▶ **Exercise goal**:
Please quote every line word for word.

Stored data:

※ ※ ※

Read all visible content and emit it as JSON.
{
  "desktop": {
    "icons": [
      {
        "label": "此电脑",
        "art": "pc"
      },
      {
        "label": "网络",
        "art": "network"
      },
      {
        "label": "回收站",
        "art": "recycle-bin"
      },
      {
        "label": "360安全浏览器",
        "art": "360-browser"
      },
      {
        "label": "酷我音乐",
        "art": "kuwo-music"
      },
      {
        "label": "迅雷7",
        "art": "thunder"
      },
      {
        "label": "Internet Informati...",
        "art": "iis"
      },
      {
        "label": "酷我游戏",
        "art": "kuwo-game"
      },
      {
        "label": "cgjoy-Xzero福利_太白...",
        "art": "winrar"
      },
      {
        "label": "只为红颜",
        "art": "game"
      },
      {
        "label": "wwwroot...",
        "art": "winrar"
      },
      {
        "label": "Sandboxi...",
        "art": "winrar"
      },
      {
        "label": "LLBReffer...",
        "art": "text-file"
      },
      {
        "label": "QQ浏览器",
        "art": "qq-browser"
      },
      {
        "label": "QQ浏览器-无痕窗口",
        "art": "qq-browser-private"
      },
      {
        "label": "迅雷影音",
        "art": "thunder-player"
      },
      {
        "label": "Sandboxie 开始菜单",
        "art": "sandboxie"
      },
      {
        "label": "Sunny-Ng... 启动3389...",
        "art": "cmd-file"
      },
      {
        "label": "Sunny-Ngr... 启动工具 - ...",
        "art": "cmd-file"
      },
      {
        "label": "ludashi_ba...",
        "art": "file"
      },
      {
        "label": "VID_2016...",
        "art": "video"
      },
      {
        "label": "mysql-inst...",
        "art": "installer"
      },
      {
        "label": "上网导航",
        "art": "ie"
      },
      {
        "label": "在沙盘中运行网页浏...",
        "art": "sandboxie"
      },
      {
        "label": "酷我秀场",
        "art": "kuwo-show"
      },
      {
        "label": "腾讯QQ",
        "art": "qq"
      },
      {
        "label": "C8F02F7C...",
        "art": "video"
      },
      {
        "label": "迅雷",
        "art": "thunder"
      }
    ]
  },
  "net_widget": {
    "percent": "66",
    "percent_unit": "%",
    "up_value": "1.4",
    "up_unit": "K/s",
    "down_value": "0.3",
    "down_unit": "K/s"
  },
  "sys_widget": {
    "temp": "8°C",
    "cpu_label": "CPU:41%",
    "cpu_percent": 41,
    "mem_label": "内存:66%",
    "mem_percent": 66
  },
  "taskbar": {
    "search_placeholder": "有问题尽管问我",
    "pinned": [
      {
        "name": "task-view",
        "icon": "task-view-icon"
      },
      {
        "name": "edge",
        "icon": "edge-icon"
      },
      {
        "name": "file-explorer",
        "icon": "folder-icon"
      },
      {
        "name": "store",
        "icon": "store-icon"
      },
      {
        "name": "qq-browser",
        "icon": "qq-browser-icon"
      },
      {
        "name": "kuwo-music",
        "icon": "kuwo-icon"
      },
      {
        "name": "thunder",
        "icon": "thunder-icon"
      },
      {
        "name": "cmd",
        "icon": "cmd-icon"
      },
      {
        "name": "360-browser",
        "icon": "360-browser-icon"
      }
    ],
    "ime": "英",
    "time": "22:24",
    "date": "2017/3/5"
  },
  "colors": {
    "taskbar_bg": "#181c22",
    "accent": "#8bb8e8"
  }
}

※ ※ ※

▶ **Exercise result**:
Read all visible content and emit it as JSON.
{
  "desktop": {
    "icons": [
      {
        "label": "此电脑",
        "art": "pc"
      },
      {
        "label": "网络",
        "art": "network"
      },
      {
        "label": "回收站",
        "art": "recycle-bin"
      },
      {
        "label": "360安全浏览器",
        "art": "360-browser"
      },
      {
        "label": "酷我音乐",
        "art": "kuwo-music"
      },
      {
        "label": "迅雷7",
        "art": "thunder"
      },
      {
        "label": "Internet Informati...",
        "art": "iis"
      },
      {
        "label": "酷我游戏",
        "art": "kuwo-game"
      },
      {
        "label": "cgjoy-Xzero福利_太白...",
        "art": "winrar"
      },
      {
        "label": "只为红颜",
        "art": "game"
      },
      {
        "label": "wwwroot...",
        "art": "winrar"
      },
      {
        "label": "Sandboxi...",
        "art": "winrar"
      },
      {
        "label": "LLBReffer...",
        "art": "text-file"
      },
      {
        "label": "QQ浏览器",
        "art": "qq-browser"
      },
      {
        "label": "QQ浏览器-无痕窗口",
        "art": "qq-browser-private"
      },
      {
        "label": "迅雷影音",
        "art": "thunder-player"
      },
      {
        "label": "Sandboxie 开始菜单",
        "art": "sandboxie"
      },
      {
        "label": "Sunny-Ng... 启动3389...",
        "art": "cmd-file"
      },
      {
        "label": "Sunny-Ngr... 启动工具 - ...",
        "art": "cmd-file"
      },
      {
        "label": "ludashi_ba...",
        "art": "file"
      },
      {
        "label": "VID_2016...",
        "art": "video"
      },
      {
        "label": "mysql-inst...",
        "art": "installer"
      },
      {
        "label": "上网导航",
        "art": "ie"
      },
      {
        "label": "在沙盘中运行网页浏...",
        "art": "sandboxie"
      },
      {
        "label": "酷我秀场",
        "art": "kuwo-show"
      },
      {
        "label": "腾讯QQ",
        "art": "qq"
      },
      {
        "label": "C8F02F7C...",
        "art": "video"
      },
      {
        "label": "迅雷",
        "art": "thunder"
      }
    ]
  },
  "net_widget": {
    "percent": "66",
    "percent_unit": "%",
    "up_value": "1.4",
    "up_unit": "K/s",
    "down_value": "0.3",
    "down_unit": "K/s"
  },
  "sys_widget": {
    "temp": "8°C",
    "cpu_label": "CPU:41%",
    "cpu_percent": 41,
    "mem_label": "内存:66%",
    "mem_percent": 66
  },
  "taskbar": {
    "search_placeholder": "有问题尽管问我",
    "pinned": [
      {
        "name": "task-view",
        "icon": "task-view-icon"
      },
      {
        "name": "edge",
        "icon": "edge-icon"
      },
      {
        "name": "file-explorer",
        "icon": "folder-icon"
      },
      {
        "name": "store",
        "icon": "store-icon"
      },
      {
        "name": "qq-browser",
        "icon": "qq-browser-icon"
      },
      {
        "name": "kuwo-music",
        "icon": "kuwo-icon"
      },
      {
        "name": "thunder",
        "icon": "thunder-icon"
      },
      {
        "name": "cmd",
        "icon": "cmd-icon"
      },
      {
        "name": "360-browser",
        "icon": "360-browser-icon"
      }
    ],
    "ime": "英",
    "time": "22:24",
    "date": "2017/3/5"
  },
  "colors": {
    "taskbar_bg": "#181c22",
    "accent": "#8bb8e8"
  }
}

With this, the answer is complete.